-- start Data excerpts --
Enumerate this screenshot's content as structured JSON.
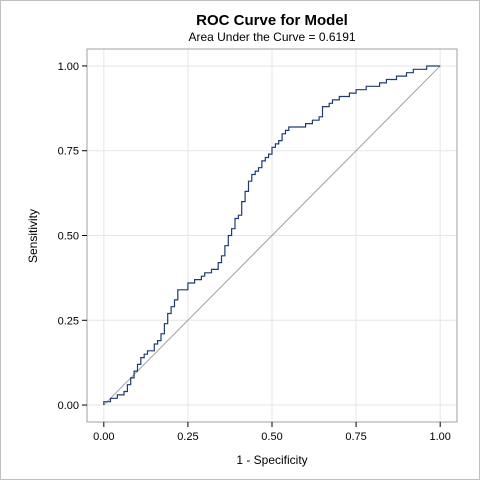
{
  "chart_data": {
    "type": "line",
    "title": "ROC Curve for Model",
    "subtitle": "Area Under the Curve = 0.6191",
    "xlabel": "1 - Specificity",
    "ylabel": "Sensitivity",
    "xlim": [
      -0.05,
      1.05
    ],
    "ylim": [
      -0.05,
      1.05
    ],
    "xticks": [
      "0.00",
      "0.25",
      "0.50",
      "0.75",
      "1.00"
    ],
    "yticks": [
      "0.00",
      "0.25",
      "0.50",
      "0.75",
      "1.00"
    ],
    "grid": true,
    "legend": "none",
    "colors": {
      "roc": "#1f3b73",
      "reference": "#a0a0a0",
      "grid": "#e6e6e6",
      "border": "#a0a0a0"
    },
    "series": [
      {
        "values": [
          [
            0.0,
            0.0
          ],
          [
            0.0,
            0.01
          ],
          [
            0.02,
            0.01
          ],
          [
            0.02,
            0.02
          ],
          [
            0.04,
            0.02
          ],
          [
            0.04,
            0.03
          ],
          [
            0.06,
            0.03
          ],
          [
            0.06,
            0.04
          ],
          [
            0.07,
            0.04
          ],
          [
            0.07,
            0.06
          ],
          [
            0.08,
            0.06
          ],
          [
            0.08,
            0.08
          ],
          [
            0.09,
            0.08
          ],
          [
            0.09,
            0.1
          ],
          [
            0.1,
            0.1
          ],
          [
            0.1,
            0.12
          ],
          [
            0.11,
            0.12
          ],
          [
            0.11,
            0.14
          ],
          [
            0.12,
            0.14
          ],
          [
            0.12,
            0.15
          ],
          [
            0.13,
            0.15
          ],
          [
            0.13,
            0.16
          ],
          [
            0.15,
            0.16
          ],
          [
            0.15,
            0.18
          ],
          [
            0.16,
            0.18
          ],
          [
            0.16,
            0.19
          ],
          [
            0.17,
            0.19
          ],
          [
            0.17,
            0.21
          ],
          [
            0.18,
            0.21
          ],
          [
            0.18,
            0.24
          ],
          [
            0.19,
            0.24
          ],
          [
            0.19,
            0.27
          ],
          [
            0.2,
            0.27
          ],
          [
            0.2,
            0.29
          ],
          [
            0.21,
            0.29
          ],
          [
            0.21,
            0.31
          ],
          [
            0.22,
            0.31
          ],
          [
            0.22,
            0.34
          ],
          [
            0.25,
            0.34
          ],
          [
            0.25,
            0.36
          ],
          [
            0.27,
            0.36
          ],
          [
            0.27,
            0.37
          ],
          [
            0.29,
            0.37
          ],
          [
            0.29,
            0.38
          ],
          [
            0.3,
            0.38
          ],
          [
            0.3,
            0.39
          ],
          [
            0.32,
            0.39
          ],
          [
            0.32,
            0.4
          ],
          [
            0.34,
            0.4
          ],
          [
            0.34,
            0.42
          ],
          [
            0.35,
            0.42
          ],
          [
            0.35,
            0.44
          ],
          [
            0.36,
            0.44
          ],
          [
            0.36,
            0.47
          ],
          [
            0.37,
            0.47
          ],
          [
            0.37,
            0.5
          ],
          [
            0.38,
            0.5
          ],
          [
            0.38,
            0.52
          ],
          [
            0.39,
            0.52
          ],
          [
            0.39,
            0.55
          ],
          [
            0.4,
            0.55
          ],
          [
            0.4,
            0.56
          ],
          [
            0.41,
            0.56
          ],
          [
            0.41,
            0.6
          ],
          [
            0.42,
            0.6
          ],
          [
            0.42,
            0.63
          ],
          [
            0.43,
            0.63
          ],
          [
            0.43,
            0.66
          ],
          [
            0.44,
            0.66
          ],
          [
            0.44,
            0.68
          ],
          [
            0.45,
            0.68
          ],
          [
            0.45,
            0.69
          ],
          [
            0.46,
            0.69
          ],
          [
            0.46,
            0.7
          ],
          [
            0.47,
            0.7
          ],
          [
            0.47,
            0.72
          ],
          [
            0.48,
            0.72
          ],
          [
            0.48,
            0.73
          ],
          [
            0.49,
            0.73
          ],
          [
            0.49,
            0.74
          ],
          [
            0.5,
            0.74
          ],
          [
            0.5,
            0.76
          ],
          [
            0.51,
            0.76
          ],
          [
            0.51,
            0.77
          ],
          [
            0.52,
            0.77
          ],
          [
            0.52,
            0.78
          ],
          [
            0.53,
            0.78
          ],
          [
            0.53,
            0.8
          ],
          [
            0.54,
            0.8
          ],
          [
            0.54,
            0.81
          ],
          [
            0.55,
            0.81
          ],
          [
            0.55,
            0.82
          ],
          [
            0.6,
            0.82
          ],
          [
            0.6,
            0.83
          ],
          [
            0.62,
            0.83
          ],
          [
            0.62,
            0.84
          ],
          [
            0.64,
            0.84
          ],
          [
            0.64,
            0.85
          ],
          [
            0.65,
            0.85
          ],
          [
            0.65,
            0.88
          ],
          [
            0.67,
            0.88
          ],
          [
            0.67,
            0.89
          ],
          [
            0.68,
            0.89
          ],
          [
            0.68,
            0.9
          ],
          [
            0.7,
            0.9
          ],
          [
            0.7,
            0.91
          ],
          [
            0.73,
            0.91
          ],
          [
            0.73,
            0.92
          ],
          [
            0.75,
            0.92
          ],
          [
            0.75,
            0.93
          ],
          [
            0.78,
            0.93
          ],
          [
            0.78,
            0.94
          ],
          [
            0.82,
            0.94
          ],
          [
            0.82,
            0.95
          ],
          [
            0.84,
            0.95
          ],
          [
            0.84,
            0.96
          ],
          [
            0.87,
            0.96
          ],
          [
            0.87,
            0.97
          ],
          [
            0.9,
            0.97
          ],
          [
            0.9,
            0.98
          ],
          [
            0.92,
            0.98
          ],
          [
            0.92,
            0.99
          ],
          [
            0.96,
            0.99
          ],
          [
            0.96,
            1.0
          ],
          [
            1.0,
            1.0
          ]
        ]
      },
      {
        "values": [
          [
            0,
            0
          ],
          [
            1,
            1
          ]
        ]
      }
    ]
  }
}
-- end Data excerpts --
The problem: Gather all lines of the records that include the word "Curve".

Written answer:
    "title": "ROC Curve for Model",
    "subtitle": "Area Under the Curve = 0.6191",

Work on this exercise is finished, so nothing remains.